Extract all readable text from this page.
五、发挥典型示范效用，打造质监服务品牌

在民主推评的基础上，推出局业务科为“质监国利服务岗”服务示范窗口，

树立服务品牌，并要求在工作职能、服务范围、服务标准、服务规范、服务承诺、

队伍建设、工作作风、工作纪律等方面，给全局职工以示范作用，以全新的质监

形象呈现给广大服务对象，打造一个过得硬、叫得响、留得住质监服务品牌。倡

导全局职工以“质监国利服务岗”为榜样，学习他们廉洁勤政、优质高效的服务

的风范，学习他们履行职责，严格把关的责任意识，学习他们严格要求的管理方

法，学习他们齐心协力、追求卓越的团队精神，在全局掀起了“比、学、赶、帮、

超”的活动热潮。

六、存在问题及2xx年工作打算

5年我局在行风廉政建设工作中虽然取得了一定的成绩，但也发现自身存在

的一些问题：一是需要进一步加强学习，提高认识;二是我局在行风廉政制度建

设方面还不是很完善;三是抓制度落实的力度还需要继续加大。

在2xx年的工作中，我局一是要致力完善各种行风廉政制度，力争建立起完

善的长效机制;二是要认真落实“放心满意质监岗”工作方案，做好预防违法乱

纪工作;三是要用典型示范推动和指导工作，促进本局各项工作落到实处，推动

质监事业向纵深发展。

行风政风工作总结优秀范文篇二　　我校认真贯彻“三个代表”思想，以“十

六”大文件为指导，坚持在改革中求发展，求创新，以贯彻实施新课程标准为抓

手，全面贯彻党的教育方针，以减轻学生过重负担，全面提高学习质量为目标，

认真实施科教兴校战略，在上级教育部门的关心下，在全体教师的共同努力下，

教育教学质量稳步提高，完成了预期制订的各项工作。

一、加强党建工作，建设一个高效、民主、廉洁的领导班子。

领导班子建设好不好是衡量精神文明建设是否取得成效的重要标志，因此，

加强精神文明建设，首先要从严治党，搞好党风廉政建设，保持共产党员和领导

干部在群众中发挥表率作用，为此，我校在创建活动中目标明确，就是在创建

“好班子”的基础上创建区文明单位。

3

------------------------------

# [The task]
Check the data for the word "质监国利服务岗" and pull out the lines that have it.

# [In response]
在民主推评的基础上，推出局业务科为“质监国利服务岗”服务示范窗口，
导全局职工以“质监国利服务岗”为榜样，学习他们廉洁勤政、优质高效的服务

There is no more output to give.